Difícil explicar por que algumas personalidades emblemáticas, porém esquecidas, voltam a ganhar os holofotes de tempos em tempos. É o caso de J. Edgar Hoover, o diretor do FBI que serviu o governo americano por mais de meio século.

No ano passado, Hoover foi o personagem de uma cinebiografia dirigida por Clint Eastwood e estrelada por Leonardo Di Caprio, injustamente ignorada pelo Oscar 2012. No embalo do lançamento do filme no Brasil (no final de janeiro), a Editora Seoman, do Grupo Editorial Pensamento, acaba de lançar J. Edgar Hoover – Uma Biografia em HQ, escrita e ilustrada por Rick Geary.

O livro foi publicado nos Estados Unidos em 2008 e conta a vida do criador de uma das maiores e mais poderosas agências de investigação do mundo, do seu nascimento em 1895 até a morte, em 1972.

Diferentemente do filme de Eastwood, que intercala flashbacks com os últimos anos de vida de Hoover, a HQ traça uma narrativa linear de sua carreira desde o primeiro emprego na biblioteca pública do Congresso.

## Exercícios propostos:
1. Traduza para o inglês esta frase do texto sobre a biografia em quadrinhos de J. Edgar Hoover: "O livro foi publicado nos Estados Unidos em 2008 e conta a vida do criador de uma das maiores e mais poderosas agências de investigação do mundo, do seu nascimento em 1895 até a morte, em 1972."
2. Reescreva o trecho do texto sobre a biografia em quadrinhos de J. Edgar Hoover que começa em "O livro foi" e termina em "morte, em 1972.", substituindo "livro" por "álbum".

[Registros de uma coleção de dados]
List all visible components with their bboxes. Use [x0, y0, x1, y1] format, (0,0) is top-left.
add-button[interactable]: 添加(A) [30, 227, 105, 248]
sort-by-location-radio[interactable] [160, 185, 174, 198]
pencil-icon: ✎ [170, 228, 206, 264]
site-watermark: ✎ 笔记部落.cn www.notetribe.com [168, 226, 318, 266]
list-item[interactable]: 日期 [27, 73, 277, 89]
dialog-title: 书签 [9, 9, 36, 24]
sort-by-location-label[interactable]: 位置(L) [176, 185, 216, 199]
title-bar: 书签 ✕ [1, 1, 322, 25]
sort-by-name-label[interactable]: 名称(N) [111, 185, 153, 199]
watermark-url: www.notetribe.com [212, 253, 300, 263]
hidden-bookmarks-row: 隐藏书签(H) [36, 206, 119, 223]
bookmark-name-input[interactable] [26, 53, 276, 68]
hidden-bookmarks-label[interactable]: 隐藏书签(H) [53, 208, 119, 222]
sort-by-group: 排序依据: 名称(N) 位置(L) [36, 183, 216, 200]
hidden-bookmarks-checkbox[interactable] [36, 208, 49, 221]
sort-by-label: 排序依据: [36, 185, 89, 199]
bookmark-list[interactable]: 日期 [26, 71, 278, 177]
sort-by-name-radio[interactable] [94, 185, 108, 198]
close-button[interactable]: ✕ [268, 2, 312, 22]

## Respostas em ordem:
1. The book was published in the United States in 2008 and tells the life of the creator of one of the largest and most powerful investigative agencies in the world, from his birth in 1895 until his death in 1972.

2.
O álbum foi publicado nos Estados Unidos em 2008 e conta a vida do criador de uma das maiores e mais poderosas agências de investigação do mundo, do seu nascimento em 1895 até a morte, em 1972.